- **SUPPLIED MATERIAL**:
╭──

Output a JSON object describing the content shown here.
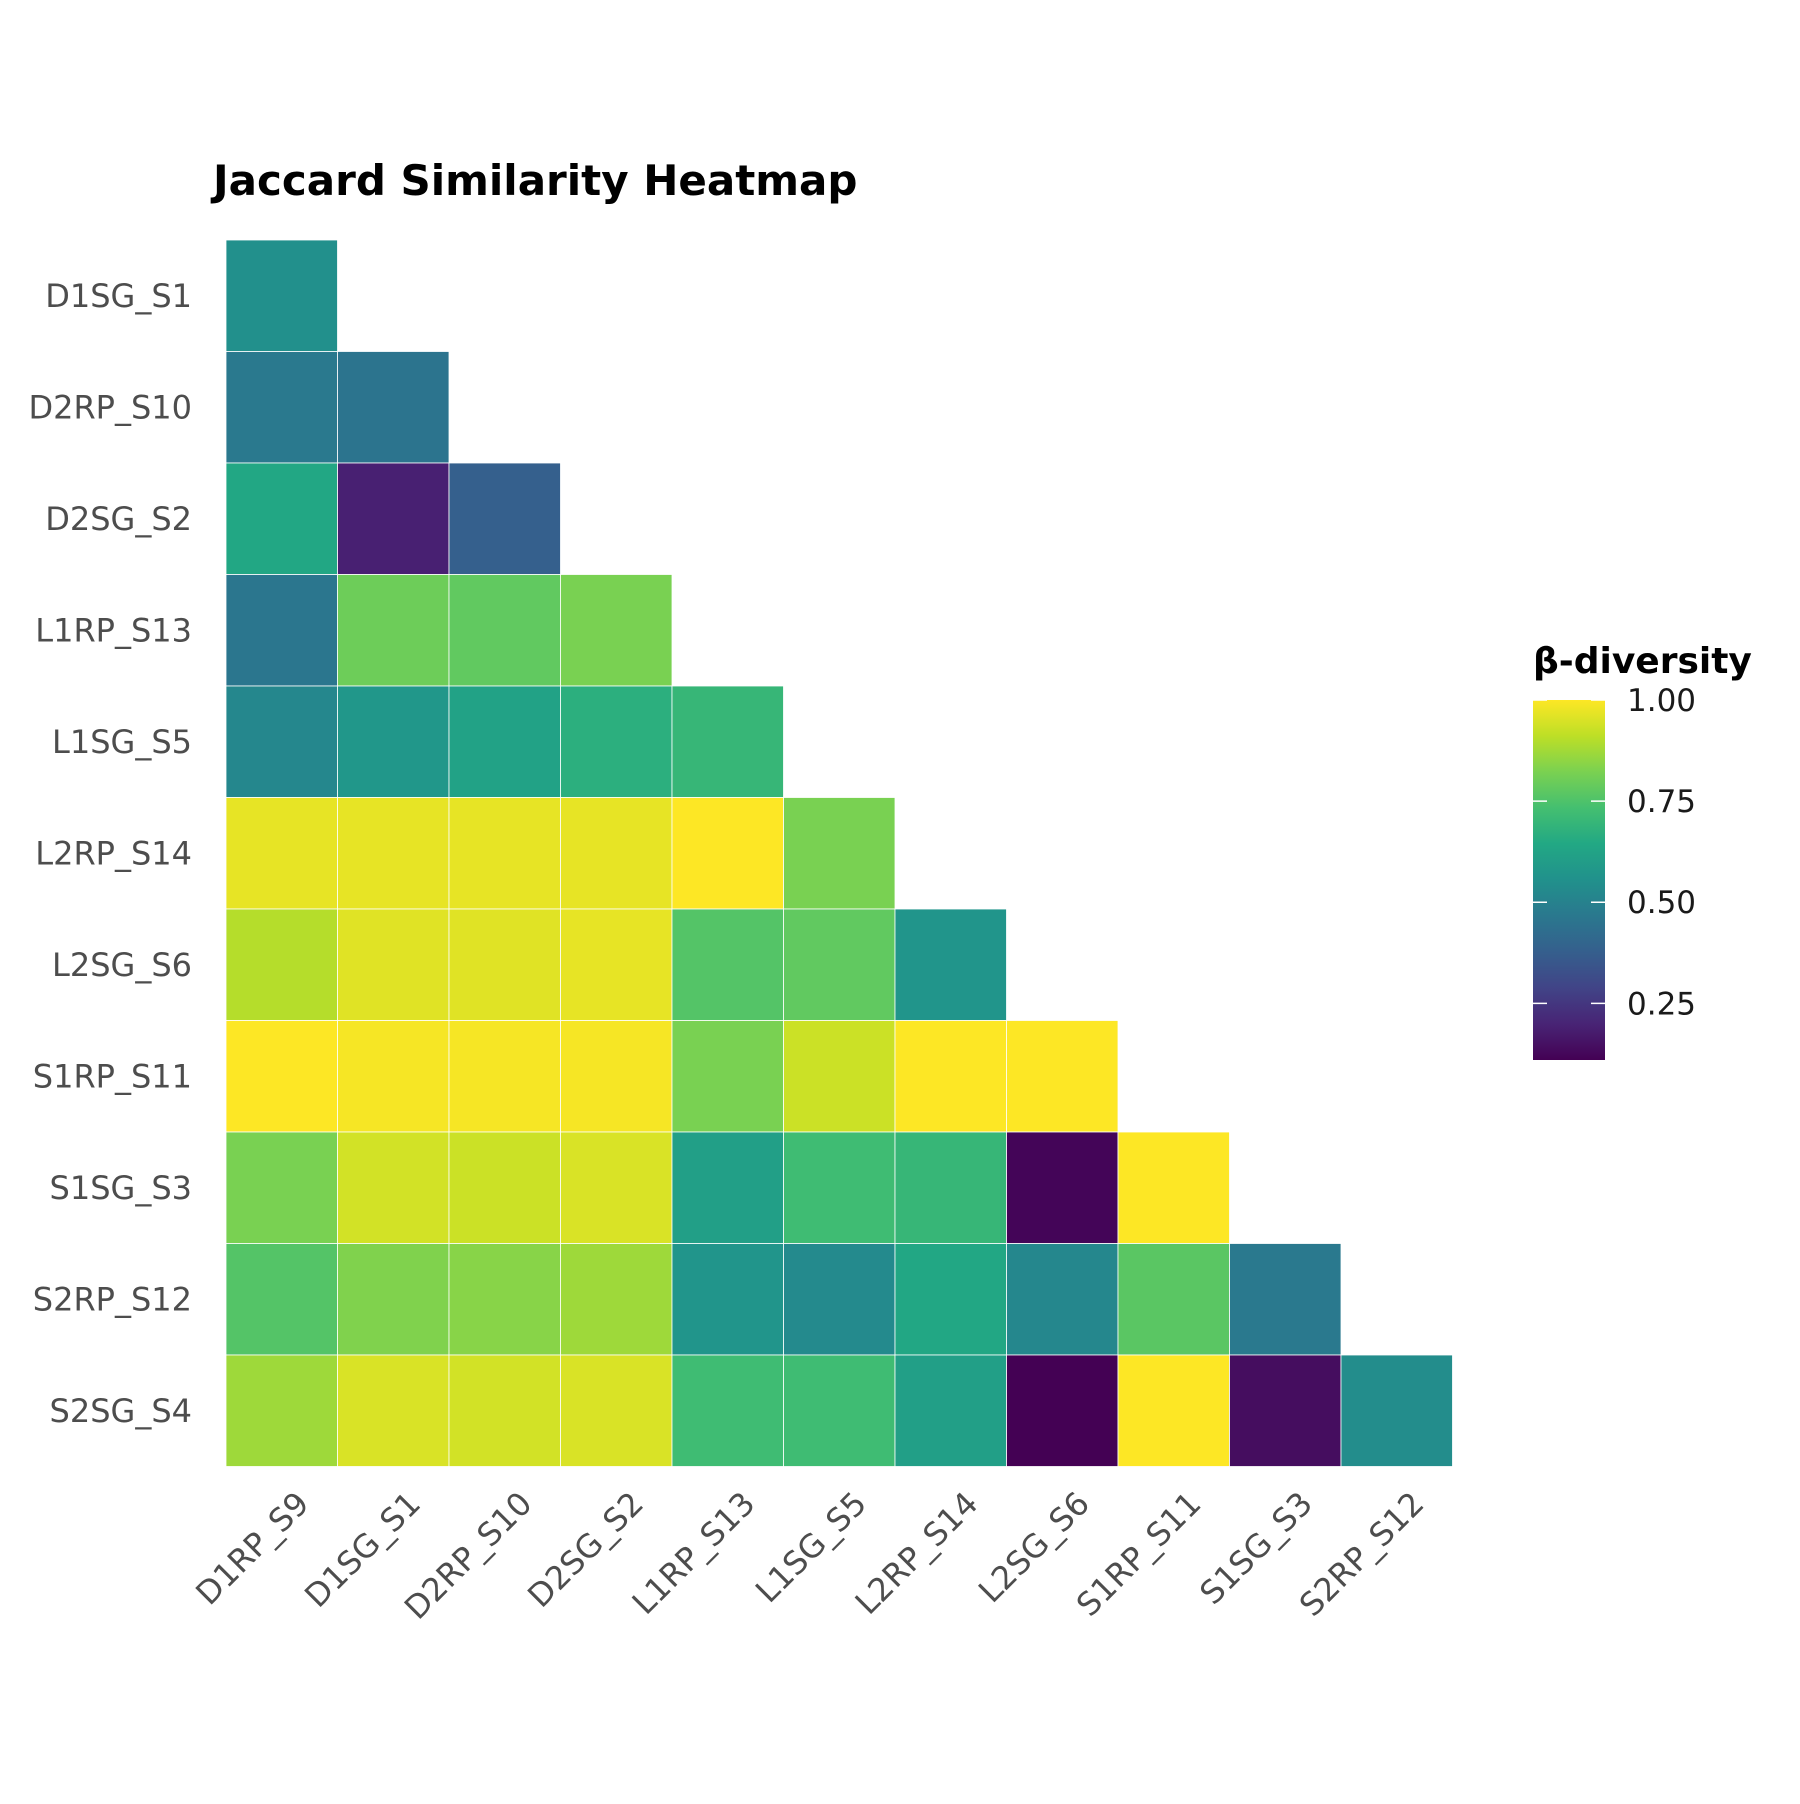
{
  "chart_data": {
    "type": "heatmap",
    "title": "Jaccard Similarity Heatmap",
    "x_labels": [
      "D1RP_S9",
      "D1SG_S1",
      "D2RP_S10",
      "D2SG_S2",
      "L1RP_S13",
      "L1SG_S5",
      "L2RP_S14",
      "L2SG_S6",
      "S1RP_S11",
      "S1SG_S3",
      "S2RP_S12"
    ],
    "y_labels": [
      "D1SG_S1",
      "D2RP_S10",
      "D2SG_S2",
      "L1RP_S13",
      "L1SG_S5",
      "L2RP_S14",
      "L2SG_S6",
      "S1RP_S11",
      "S1SG_S3",
      "S2RP_S12",
      "S2SG_S4"
    ],
    "values": [
      [
        0.55
      ],
      [
        0.47,
        0.45
      ],
      [
        0.64,
        0.19,
        0.38
      ],
      [
        0.46,
        0.8,
        0.78,
        0.82
      ],
      [
        0.52,
        0.58,
        0.62,
        0.67,
        0.7
      ],
      [
        0.97,
        0.97,
        0.97,
        0.97,
        1.0,
        0.82
      ],
      [
        0.9,
        0.96,
        0.96,
        0.97,
        0.76,
        0.78,
        0.57
      ],
      [
        1.0,
        0.99,
        0.99,
        0.99,
        0.82,
        0.93,
        1.0,
        1.0
      ],
      [
        0.82,
        0.94,
        0.93,
        0.95,
        0.61,
        0.72,
        0.7,
        0.12,
        1.0
      ],
      [
        0.76,
        0.83,
        0.84,
        0.87,
        0.57,
        0.53,
        0.64,
        0.52,
        0.77,
        0.47
      ],
      [
        0.87,
        0.95,
        0.94,
        0.95,
        0.72,
        0.72,
        0.61,
        0.11,
        1.0,
        0.14,
        0.54
      ]
    ],
    "legend": {
      "title": "β-diversity",
      "ticks": [
        1.0,
        0.75,
        0.5,
        0.25
      ],
      "tick_labels": [
        "1.00",
        "0.75",
        "0.50",
        "0.25"
      ],
      "range": [
        0.11,
        1.0
      ],
      "placement": "right"
    },
    "colormap": "viridis",
    "layout": "lower-triangle",
    "grid": false
  }
}
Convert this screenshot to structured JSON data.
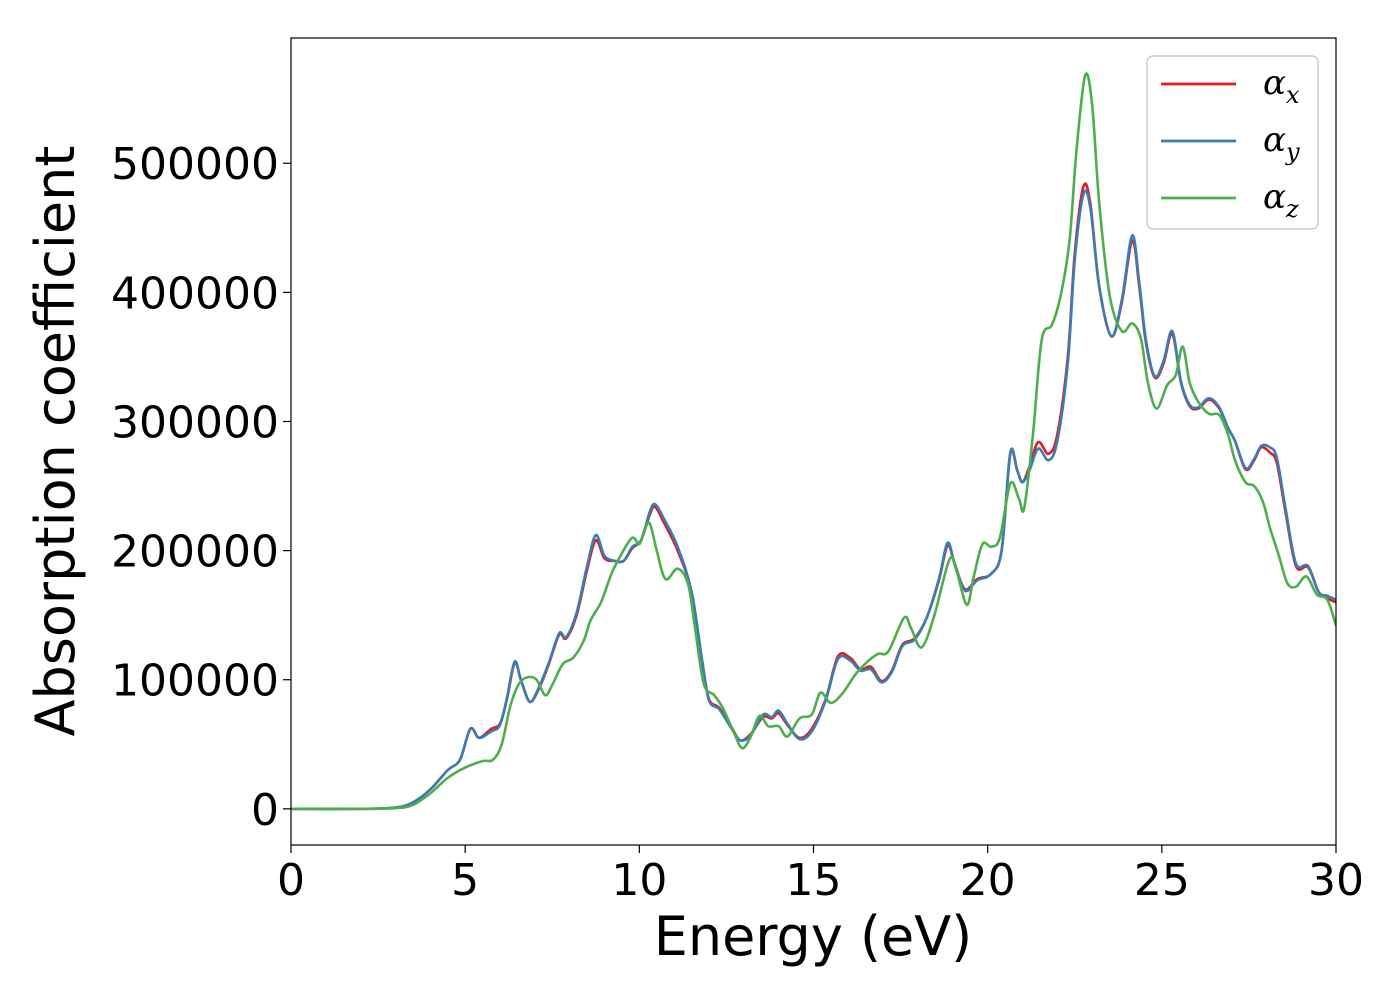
{
  "chart_data": {
    "type": "line",
    "xlabel": "Energy (eV)",
    "ylabel": "Absorption coefficient",
    "xlim": [
      0,
      30
    ],
    "ylim": [
      -28000,
      597000
    ],
    "xticks": [
      0,
      5,
      10,
      15,
      20,
      25,
      30
    ],
    "yticks": [
      0,
      100000,
      200000,
      300000,
      400000,
      500000
    ],
    "grid": false,
    "legend_position": "upper right",
    "series": [
      {
        "name": "αx",
        "base": "α",
        "sub": "x",
        "color": "#e41a1c",
        "points": [
          [
            0,
            0
          ],
          [
            2,
            0
          ],
          [
            3,
            1000
          ],
          [
            3.5,
            5000
          ],
          [
            4,
            15000
          ],
          [
            4.5,
            30000
          ],
          [
            4.85,
            38000
          ],
          [
            5.15,
            62000
          ],
          [
            5.4,
            55000
          ],
          [
            5.75,
            62000
          ],
          [
            6,
            66000
          ],
          [
            6.2,
            85000
          ],
          [
            6.42,
            113000
          ],
          [
            6.6,
            100000
          ],
          [
            6.85,
            83000
          ],
          [
            7.1,
            92000
          ],
          [
            7.4,
            112000
          ],
          [
            7.7,
            135000
          ],
          [
            7.9,
            132000
          ],
          [
            8.2,
            150000
          ],
          [
            8.5,
            185000
          ],
          [
            8.75,
            208000
          ],
          [
            9,
            194000
          ],
          [
            9.3,
            192000
          ],
          [
            9.55,
            192000
          ],
          [
            9.8,
            202000
          ],
          [
            10.05,
            208000
          ],
          [
            10.3,
            228000
          ],
          [
            10.45,
            234000
          ],
          [
            10.7,
            222000
          ],
          [
            11.1,
            200000
          ],
          [
            11.5,
            168000
          ],
          [
            11.8,
            115000
          ],
          [
            12,
            85000
          ],
          [
            12.3,
            78000
          ],
          [
            12.65,
            63000
          ],
          [
            12.9,
            53000
          ],
          [
            13.2,
            58000
          ],
          [
            13.55,
            71000
          ],
          [
            13.8,
            70000
          ],
          [
            14,
            74000
          ],
          [
            14.25,
            65000
          ],
          [
            14.6,
            55000
          ],
          [
            14.95,
            62000
          ],
          [
            15.35,
            85000
          ],
          [
            15.7,
            118000
          ],
          [
            16.05,
            117000
          ],
          [
            16.35,
            108000
          ],
          [
            16.65,
            110000
          ],
          [
            16.95,
            99000
          ],
          [
            17.25,
            107000
          ],
          [
            17.55,
            127000
          ],
          [
            17.9,
            132000
          ],
          [
            18.25,
            148000
          ],
          [
            18.6,
            177000
          ],
          [
            18.85,
            204000
          ],
          [
            19.05,
            190000
          ],
          [
            19.35,
            170000
          ],
          [
            19.7,
            178000
          ],
          [
            20.1,
            182000
          ],
          [
            20.4,
            200000
          ],
          [
            20.65,
            275000
          ],
          [
            20.85,
            262000
          ],
          [
            21,
            253000
          ],
          [
            21.2,
            265000
          ],
          [
            21.45,
            284000
          ],
          [
            21.75,
            275000
          ],
          [
            22,
            290000
          ],
          [
            22.3,
            350000
          ],
          [
            22.5,
            430000
          ],
          [
            22.75,
            482000
          ],
          [
            22.95,
            468000
          ],
          [
            23.2,
            405000
          ],
          [
            23.55,
            366000
          ],
          [
            23.85,
            392000
          ],
          [
            24.15,
            440000
          ],
          [
            24.35,
            405000
          ],
          [
            24.55,
            360000
          ],
          [
            24.8,
            334000
          ],
          [
            25.05,
            345000
          ],
          [
            25.3,
            368000
          ],
          [
            25.55,
            330000
          ],
          [
            25.8,
            312000
          ],
          [
            26.05,
            310000
          ],
          [
            26.35,
            317000
          ],
          [
            26.65,
            310000
          ],
          [
            26.9,
            295000
          ],
          [
            27.1,
            285000
          ],
          [
            27.4,
            263000
          ],
          [
            27.65,
            270000
          ],
          [
            27.85,
            280000
          ],
          [
            28.1,
            276000
          ],
          [
            28.3,
            268000
          ],
          [
            28.55,
            230000
          ],
          [
            28.85,
            188000
          ],
          [
            29.2,
            187000
          ],
          [
            29.5,
            168000
          ],
          [
            29.75,
            163000
          ],
          [
            30,
            160000
          ]
        ]
      },
      {
        "name": "αy",
        "base": "α",
        "sub": "y",
        "color": "#377eb8",
        "points": [
          [
            0,
            0
          ],
          [
            2,
            0
          ],
          [
            3,
            1000
          ],
          [
            3.5,
            5000
          ],
          [
            4,
            15000
          ],
          [
            4.5,
            30000
          ],
          [
            4.85,
            38000
          ],
          [
            5.15,
            62000
          ],
          [
            5.4,
            55000
          ],
          [
            5.75,
            60000
          ],
          [
            6,
            65000
          ],
          [
            6.2,
            86000
          ],
          [
            6.42,
            114000
          ],
          [
            6.6,
            100000
          ],
          [
            6.85,
            83000
          ],
          [
            7.1,
            93000
          ],
          [
            7.4,
            113000
          ],
          [
            7.7,
            136000
          ],
          [
            7.9,
            133000
          ],
          [
            8.2,
            152000
          ],
          [
            8.5,
            188000
          ],
          [
            8.75,
            212000
          ],
          [
            9,
            196000
          ],
          [
            9.3,
            192000
          ],
          [
            9.55,
            192000
          ],
          [
            9.8,
            203000
          ],
          [
            10.05,
            208000
          ],
          [
            10.3,
            230000
          ],
          [
            10.45,
            236000
          ],
          [
            10.7,
            225000
          ],
          [
            11.1,
            203000
          ],
          [
            11.5,
            168000
          ],
          [
            11.8,
            115000
          ],
          [
            12,
            84000
          ],
          [
            12.3,
            77000
          ],
          [
            12.65,
            62000
          ],
          [
            12.9,
            53000
          ],
          [
            13.2,
            57000
          ],
          [
            13.55,
            73000
          ],
          [
            13.8,
            71000
          ],
          [
            14,
            76000
          ],
          [
            14.25,
            66000
          ],
          [
            14.6,
            54000
          ],
          [
            14.95,
            60000
          ],
          [
            15.35,
            84000
          ],
          [
            15.7,
            116000
          ],
          [
            16.05,
            115000
          ],
          [
            16.35,
            107000
          ],
          [
            16.65,
            108000
          ],
          [
            16.95,
            98000
          ],
          [
            17.25,
            106000
          ],
          [
            17.55,
            126000
          ],
          [
            17.9,
            131000
          ],
          [
            18.25,
            148000
          ],
          [
            18.6,
            178000
          ],
          [
            18.85,
            206000
          ],
          [
            19.05,
            190000
          ],
          [
            19.35,
            169000
          ],
          [
            19.7,
            177000
          ],
          [
            20.1,
            182000
          ],
          [
            20.4,
            200000
          ],
          [
            20.65,
            276000
          ],
          [
            20.85,
            262000
          ],
          [
            21,
            253000
          ],
          [
            21.2,
            262000
          ],
          [
            21.45,
            279000
          ],
          [
            21.75,
            270000
          ],
          [
            22,
            285000
          ],
          [
            22.3,
            345000
          ],
          [
            22.5,
            425000
          ],
          [
            22.75,
            476000
          ],
          [
            22.95,
            465000
          ],
          [
            23.2,
            405000
          ],
          [
            23.55,
            366000
          ],
          [
            23.85,
            394000
          ],
          [
            24.15,
            444000
          ],
          [
            24.35,
            408000
          ],
          [
            24.55,
            362000
          ],
          [
            24.8,
            335000
          ],
          [
            25.05,
            347000
          ],
          [
            25.3,
            370000
          ],
          [
            25.55,
            331000
          ],
          [
            25.8,
            313000
          ],
          [
            26.05,
            311000
          ],
          [
            26.35,
            318000
          ],
          [
            26.65,
            311000
          ],
          [
            26.9,
            295000
          ],
          [
            27.1,
            285000
          ],
          [
            27.4,
            264000
          ],
          [
            27.65,
            271000
          ],
          [
            27.85,
            281000
          ],
          [
            28.1,
            280000
          ],
          [
            28.3,
            272000
          ],
          [
            28.55,
            233000
          ],
          [
            28.85,
            190000
          ],
          [
            29.2,
            188000
          ],
          [
            29.5,
            168000
          ],
          [
            29.75,
            165000
          ],
          [
            30,
            162000
          ]
        ]
      },
      {
        "name": "αz",
        "base": "α",
        "sub": "z",
        "color": "#4daf4a",
        "points": [
          [
            0,
            0
          ],
          [
            2,
            0
          ],
          [
            3,
            500
          ],
          [
            3.5,
            3000
          ],
          [
            4,
            12000
          ],
          [
            4.5,
            24000
          ],
          [
            5,
            32000
          ],
          [
            5.5,
            37000
          ],
          [
            5.8,
            38000
          ],
          [
            6.05,
            50000
          ],
          [
            6.3,
            80000
          ],
          [
            6.55,
            97000
          ],
          [
            6.8,
            102000
          ],
          [
            7.05,
            100000
          ],
          [
            7.3,
            88000
          ],
          [
            7.5,
            96000
          ],
          [
            7.8,
            112000
          ],
          [
            8.1,
            117000
          ],
          [
            8.4,
            130000
          ],
          [
            8.6,
            146000
          ],
          [
            8.9,
            160000
          ],
          [
            9.2,
            182000
          ],
          [
            9.5,
            198000
          ],
          [
            9.8,
            210000
          ],
          [
            10,
            205000
          ],
          [
            10.15,
            216000
          ],
          [
            10.3,
            221000
          ],
          [
            10.5,
            200000
          ],
          [
            10.75,
            178000
          ],
          [
            11.1,
            186000
          ],
          [
            11.4,
            174000
          ],
          [
            11.6,
            140000
          ],
          [
            11.85,
            97000
          ],
          [
            12.15,
            88000
          ],
          [
            12.4,
            78000
          ],
          [
            12.7,
            60000
          ],
          [
            12.95,
            47000
          ],
          [
            13.2,
            56000
          ],
          [
            13.45,
            72000
          ],
          [
            13.7,
            64000
          ],
          [
            14,
            64000
          ],
          [
            14.25,
            56000
          ],
          [
            14.6,
            70000
          ],
          [
            14.95,
            73000
          ],
          [
            15.2,
            90000
          ],
          [
            15.5,
            82000
          ],
          [
            15.85,
            90000
          ],
          [
            16.2,
            104000
          ],
          [
            16.55,
            114000
          ],
          [
            16.85,
            120000
          ],
          [
            17.15,
            122000
          ],
          [
            17.6,
            148000
          ],
          [
            17.8,
            140000
          ],
          [
            18.1,
            125000
          ],
          [
            18.45,
            148000
          ],
          [
            18.9,
            193000
          ],
          [
            19.1,
            185000
          ],
          [
            19.4,
            158000
          ],
          [
            19.6,
            180000
          ],
          [
            19.85,
            205000
          ],
          [
            20.1,
            203000
          ],
          [
            20.35,
            210000
          ],
          [
            20.65,
            252000
          ],
          [
            20.9,
            240000
          ],
          [
            21.05,
            233000
          ],
          [
            21.3,
            290000
          ],
          [
            21.55,
            363000
          ],
          [
            21.85,
            375000
          ],
          [
            22.1,
            398000
          ],
          [
            22.35,
            440000
          ],
          [
            22.55,
            510000
          ],
          [
            22.8,
            568000
          ],
          [
            23,
            545000
          ],
          [
            23.2,
            470000
          ],
          [
            23.5,
            398000
          ],
          [
            23.85,
            370000
          ],
          [
            24.15,
            376000
          ],
          [
            24.4,
            364000
          ],
          [
            24.6,
            330000
          ],
          [
            24.85,
            310000
          ],
          [
            25.15,
            328000
          ],
          [
            25.4,
            336000
          ],
          [
            25.6,
            358000
          ],
          [
            25.8,
            330000
          ],
          [
            26.05,
            315000
          ],
          [
            26.35,
            306000
          ],
          [
            26.65,
            305000
          ],
          [
            26.9,
            290000
          ],
          [
            27.1,
            270000
          ],
          [
            27.4,
            253000
          ],
          [
            27.65,
            250000
          ],
          [
            27.9,
            238000
          ],
          [
            28.1,
            218000
          ],
          [
            28.35,
            197000
          ],
          [
            28.6,
            175000
          ],
          [
            28.85,
            172000
          ],
          [
            29.15,
            180000
          ],
          [
            29.45,
            166000
          ],
          [
            29.75,
            162000
          ],
          [
            30,
            142000
          ]
        ]
      }
    ]
  }
}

╰──

- **AIM**:
Collect the lines of the data that carry the word "right".

- **EXERCISE OUTPUT**:
      "placement": "right"
    "legend_position": "upper right",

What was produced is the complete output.